[Saved data entries]

■ ■ ■

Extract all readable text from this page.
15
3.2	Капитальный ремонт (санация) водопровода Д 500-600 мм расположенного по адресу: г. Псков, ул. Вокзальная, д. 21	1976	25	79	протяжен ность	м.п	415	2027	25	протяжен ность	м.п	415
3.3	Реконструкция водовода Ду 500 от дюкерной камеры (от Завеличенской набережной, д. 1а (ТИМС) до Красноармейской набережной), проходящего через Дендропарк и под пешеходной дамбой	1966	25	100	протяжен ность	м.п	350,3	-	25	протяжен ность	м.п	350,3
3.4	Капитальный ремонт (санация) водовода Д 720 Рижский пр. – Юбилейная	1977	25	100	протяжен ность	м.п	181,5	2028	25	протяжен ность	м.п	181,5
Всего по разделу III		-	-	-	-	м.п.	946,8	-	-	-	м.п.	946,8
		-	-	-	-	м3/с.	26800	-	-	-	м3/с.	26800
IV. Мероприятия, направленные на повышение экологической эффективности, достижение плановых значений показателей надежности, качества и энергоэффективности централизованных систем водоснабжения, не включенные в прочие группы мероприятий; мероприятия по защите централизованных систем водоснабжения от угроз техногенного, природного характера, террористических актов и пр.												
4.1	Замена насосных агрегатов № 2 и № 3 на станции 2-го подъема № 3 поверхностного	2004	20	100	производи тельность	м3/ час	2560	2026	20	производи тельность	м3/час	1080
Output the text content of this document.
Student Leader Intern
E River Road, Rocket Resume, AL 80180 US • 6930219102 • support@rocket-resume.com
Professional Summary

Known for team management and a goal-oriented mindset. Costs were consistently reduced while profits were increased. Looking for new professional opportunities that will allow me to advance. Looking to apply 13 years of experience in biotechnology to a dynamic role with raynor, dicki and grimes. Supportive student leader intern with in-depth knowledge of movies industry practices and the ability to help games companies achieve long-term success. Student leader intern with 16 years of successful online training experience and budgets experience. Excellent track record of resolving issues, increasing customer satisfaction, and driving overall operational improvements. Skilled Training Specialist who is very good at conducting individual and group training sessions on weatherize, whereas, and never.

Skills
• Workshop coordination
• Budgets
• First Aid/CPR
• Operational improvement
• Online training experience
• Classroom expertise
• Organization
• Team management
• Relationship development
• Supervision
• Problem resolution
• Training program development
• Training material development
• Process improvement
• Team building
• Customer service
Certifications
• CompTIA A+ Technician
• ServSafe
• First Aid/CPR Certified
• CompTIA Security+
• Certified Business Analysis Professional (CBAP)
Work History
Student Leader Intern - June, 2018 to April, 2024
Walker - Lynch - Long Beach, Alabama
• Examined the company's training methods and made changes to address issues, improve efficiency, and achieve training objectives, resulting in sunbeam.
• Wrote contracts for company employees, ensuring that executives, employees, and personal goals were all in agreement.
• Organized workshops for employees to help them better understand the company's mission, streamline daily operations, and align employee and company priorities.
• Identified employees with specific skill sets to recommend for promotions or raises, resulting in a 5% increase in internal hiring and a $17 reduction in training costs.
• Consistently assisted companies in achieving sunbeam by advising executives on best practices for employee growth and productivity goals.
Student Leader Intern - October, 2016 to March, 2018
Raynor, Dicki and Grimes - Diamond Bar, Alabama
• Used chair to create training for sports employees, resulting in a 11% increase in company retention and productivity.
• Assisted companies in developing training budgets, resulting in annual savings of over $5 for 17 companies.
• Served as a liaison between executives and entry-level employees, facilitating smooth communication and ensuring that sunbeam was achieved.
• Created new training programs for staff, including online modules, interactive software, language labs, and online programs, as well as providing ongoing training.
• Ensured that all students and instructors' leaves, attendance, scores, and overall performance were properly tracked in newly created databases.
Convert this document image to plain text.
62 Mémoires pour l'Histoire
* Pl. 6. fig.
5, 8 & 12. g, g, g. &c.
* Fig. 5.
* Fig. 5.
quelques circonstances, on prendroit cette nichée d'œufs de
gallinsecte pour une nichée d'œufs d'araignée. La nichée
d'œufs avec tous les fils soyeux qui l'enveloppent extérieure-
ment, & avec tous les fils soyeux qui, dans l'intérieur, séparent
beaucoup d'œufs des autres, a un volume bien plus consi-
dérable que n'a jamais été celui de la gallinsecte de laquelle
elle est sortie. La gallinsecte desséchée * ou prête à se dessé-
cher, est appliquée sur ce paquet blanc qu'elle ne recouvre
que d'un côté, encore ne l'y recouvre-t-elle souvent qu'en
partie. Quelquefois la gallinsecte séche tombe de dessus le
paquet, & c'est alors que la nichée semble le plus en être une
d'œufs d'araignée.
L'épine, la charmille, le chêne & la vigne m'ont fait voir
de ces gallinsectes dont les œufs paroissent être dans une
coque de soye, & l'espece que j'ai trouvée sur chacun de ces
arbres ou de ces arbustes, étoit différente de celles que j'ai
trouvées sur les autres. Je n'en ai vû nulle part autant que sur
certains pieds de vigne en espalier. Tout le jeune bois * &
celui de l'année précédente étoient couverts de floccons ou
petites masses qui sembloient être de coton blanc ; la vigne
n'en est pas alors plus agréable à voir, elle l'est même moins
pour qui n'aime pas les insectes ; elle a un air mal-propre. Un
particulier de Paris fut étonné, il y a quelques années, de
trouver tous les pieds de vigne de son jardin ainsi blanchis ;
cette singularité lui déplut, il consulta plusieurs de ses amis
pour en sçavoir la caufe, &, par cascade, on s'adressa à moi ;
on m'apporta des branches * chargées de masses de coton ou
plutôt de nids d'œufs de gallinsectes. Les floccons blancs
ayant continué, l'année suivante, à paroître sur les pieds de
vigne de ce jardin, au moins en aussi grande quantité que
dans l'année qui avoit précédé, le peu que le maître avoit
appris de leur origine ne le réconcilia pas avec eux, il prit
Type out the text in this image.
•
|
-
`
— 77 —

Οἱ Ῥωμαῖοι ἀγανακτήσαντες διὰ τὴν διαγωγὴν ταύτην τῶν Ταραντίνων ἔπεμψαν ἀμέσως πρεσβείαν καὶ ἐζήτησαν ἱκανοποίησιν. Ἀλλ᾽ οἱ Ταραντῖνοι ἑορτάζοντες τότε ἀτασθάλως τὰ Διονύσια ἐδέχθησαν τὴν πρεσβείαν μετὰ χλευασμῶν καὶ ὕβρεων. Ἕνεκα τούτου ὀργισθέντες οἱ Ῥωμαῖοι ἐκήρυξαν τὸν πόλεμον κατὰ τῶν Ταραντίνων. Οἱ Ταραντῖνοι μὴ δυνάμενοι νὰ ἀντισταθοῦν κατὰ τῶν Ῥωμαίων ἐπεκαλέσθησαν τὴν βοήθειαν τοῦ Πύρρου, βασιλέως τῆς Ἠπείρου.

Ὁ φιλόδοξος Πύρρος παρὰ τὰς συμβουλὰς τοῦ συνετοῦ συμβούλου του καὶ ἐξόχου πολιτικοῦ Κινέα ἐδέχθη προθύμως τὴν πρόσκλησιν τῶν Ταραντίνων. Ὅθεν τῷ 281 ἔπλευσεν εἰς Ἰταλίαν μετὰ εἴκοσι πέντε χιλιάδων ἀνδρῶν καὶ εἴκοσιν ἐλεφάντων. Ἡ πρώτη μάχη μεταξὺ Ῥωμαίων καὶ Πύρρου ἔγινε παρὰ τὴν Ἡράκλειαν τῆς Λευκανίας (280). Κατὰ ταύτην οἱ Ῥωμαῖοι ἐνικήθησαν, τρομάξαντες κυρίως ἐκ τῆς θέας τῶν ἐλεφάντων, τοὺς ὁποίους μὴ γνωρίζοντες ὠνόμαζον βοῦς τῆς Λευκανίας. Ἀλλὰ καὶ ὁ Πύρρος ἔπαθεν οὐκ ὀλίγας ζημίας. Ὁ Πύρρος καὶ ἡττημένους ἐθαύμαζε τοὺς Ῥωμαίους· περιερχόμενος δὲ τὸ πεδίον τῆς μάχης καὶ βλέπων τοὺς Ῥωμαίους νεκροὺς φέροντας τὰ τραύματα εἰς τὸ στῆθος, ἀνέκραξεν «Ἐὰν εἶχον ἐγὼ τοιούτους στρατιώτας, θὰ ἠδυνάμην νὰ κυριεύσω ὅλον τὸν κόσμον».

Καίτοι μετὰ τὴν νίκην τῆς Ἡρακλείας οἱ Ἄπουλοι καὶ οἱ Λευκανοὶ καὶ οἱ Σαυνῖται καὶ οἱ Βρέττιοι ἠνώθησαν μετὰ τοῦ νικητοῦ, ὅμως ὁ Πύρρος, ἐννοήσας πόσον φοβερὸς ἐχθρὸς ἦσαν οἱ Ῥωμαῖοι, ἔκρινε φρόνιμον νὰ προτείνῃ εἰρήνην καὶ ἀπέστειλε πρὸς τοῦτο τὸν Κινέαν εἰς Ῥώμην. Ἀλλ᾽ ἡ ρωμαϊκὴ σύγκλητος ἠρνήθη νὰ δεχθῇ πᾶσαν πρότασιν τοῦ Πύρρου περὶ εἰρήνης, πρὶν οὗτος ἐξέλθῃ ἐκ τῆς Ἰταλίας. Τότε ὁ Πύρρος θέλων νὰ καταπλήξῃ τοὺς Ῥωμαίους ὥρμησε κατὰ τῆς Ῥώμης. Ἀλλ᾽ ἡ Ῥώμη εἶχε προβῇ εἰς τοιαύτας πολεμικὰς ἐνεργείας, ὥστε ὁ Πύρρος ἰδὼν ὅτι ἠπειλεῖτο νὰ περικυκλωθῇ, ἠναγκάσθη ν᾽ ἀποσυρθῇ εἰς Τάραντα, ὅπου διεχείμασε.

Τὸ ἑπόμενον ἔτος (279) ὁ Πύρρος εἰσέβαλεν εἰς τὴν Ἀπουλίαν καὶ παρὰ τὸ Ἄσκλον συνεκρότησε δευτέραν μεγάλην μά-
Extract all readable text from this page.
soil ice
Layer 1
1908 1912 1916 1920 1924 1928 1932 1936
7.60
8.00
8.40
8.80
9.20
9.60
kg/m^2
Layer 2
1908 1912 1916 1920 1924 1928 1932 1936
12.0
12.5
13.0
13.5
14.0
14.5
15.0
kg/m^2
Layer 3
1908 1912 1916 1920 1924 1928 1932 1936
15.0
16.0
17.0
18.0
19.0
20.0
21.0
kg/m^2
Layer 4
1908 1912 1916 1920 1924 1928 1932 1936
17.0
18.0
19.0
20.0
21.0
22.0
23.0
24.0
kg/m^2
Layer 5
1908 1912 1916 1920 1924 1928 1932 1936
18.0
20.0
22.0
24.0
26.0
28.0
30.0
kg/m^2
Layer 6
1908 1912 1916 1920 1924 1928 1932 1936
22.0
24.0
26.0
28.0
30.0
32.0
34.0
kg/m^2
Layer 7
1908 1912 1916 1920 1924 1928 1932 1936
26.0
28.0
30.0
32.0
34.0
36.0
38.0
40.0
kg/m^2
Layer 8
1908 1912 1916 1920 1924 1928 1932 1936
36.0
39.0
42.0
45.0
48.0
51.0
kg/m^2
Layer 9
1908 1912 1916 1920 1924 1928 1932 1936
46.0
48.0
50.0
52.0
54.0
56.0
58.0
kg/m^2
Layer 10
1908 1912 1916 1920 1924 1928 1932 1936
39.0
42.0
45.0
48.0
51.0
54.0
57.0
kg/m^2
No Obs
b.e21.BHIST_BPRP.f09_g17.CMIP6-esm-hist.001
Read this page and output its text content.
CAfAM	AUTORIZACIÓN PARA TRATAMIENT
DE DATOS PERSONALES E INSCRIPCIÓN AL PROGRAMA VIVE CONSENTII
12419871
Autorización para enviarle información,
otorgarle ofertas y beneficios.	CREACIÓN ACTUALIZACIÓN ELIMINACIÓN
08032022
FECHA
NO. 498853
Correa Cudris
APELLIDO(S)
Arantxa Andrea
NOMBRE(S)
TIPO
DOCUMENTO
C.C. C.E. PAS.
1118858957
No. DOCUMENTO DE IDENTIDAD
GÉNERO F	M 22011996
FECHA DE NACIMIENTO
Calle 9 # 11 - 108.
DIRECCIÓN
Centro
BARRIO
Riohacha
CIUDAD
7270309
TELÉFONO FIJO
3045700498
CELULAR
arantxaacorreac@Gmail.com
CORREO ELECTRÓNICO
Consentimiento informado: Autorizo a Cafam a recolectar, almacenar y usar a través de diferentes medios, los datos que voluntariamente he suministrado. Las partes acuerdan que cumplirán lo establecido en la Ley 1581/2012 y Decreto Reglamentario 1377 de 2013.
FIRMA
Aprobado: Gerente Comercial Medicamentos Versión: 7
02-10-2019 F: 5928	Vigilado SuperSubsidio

■ ■ ■

Your answer should be a single number: the count of lines containing the word "jardin".

2